- [Short task]: In the records below, pick out all lines containing the word "icon".

- [Material for this task]:
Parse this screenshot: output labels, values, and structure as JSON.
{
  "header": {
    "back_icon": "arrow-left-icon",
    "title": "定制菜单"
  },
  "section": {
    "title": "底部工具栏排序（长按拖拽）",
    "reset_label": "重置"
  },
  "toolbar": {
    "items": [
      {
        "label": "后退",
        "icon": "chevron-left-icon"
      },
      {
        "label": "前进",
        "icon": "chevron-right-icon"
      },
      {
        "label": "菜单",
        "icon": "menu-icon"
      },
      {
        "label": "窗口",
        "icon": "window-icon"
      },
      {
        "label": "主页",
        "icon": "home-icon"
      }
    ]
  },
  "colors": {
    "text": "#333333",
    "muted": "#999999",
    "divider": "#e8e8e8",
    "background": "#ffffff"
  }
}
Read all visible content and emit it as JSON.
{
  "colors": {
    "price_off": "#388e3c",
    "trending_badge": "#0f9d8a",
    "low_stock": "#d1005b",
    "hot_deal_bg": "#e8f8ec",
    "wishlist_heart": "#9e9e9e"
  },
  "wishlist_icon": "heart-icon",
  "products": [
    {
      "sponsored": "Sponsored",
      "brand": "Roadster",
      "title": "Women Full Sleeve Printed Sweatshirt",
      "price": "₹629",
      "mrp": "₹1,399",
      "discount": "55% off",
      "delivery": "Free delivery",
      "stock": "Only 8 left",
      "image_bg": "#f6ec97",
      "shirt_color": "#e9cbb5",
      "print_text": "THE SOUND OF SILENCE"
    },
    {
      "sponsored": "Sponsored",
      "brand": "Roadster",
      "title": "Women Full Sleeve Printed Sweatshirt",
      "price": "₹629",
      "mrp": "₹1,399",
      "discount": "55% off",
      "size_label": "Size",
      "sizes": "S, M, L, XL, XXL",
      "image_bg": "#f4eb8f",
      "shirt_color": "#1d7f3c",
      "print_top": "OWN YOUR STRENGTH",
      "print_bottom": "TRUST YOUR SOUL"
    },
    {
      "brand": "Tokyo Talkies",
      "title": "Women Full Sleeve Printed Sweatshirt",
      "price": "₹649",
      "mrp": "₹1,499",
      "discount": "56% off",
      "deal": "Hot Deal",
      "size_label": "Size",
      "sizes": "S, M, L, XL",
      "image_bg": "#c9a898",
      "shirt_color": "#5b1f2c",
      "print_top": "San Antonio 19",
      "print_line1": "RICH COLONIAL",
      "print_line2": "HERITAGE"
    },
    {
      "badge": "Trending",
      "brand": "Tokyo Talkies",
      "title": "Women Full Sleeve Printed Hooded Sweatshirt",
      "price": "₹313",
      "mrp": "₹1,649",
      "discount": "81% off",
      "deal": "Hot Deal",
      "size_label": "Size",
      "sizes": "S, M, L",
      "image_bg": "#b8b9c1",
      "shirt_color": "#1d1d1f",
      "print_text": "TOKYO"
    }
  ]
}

- [Task response]:
    "back_icon": "arrow-left-icon",
        "icon": "chevron-left-icon"
        "icon": "chevron-right-icon"
        "icon": "menu-icon"
        "icon": "window-icon"
        "icon": "home-icon"
  "wishlist_icon": "heart-icon",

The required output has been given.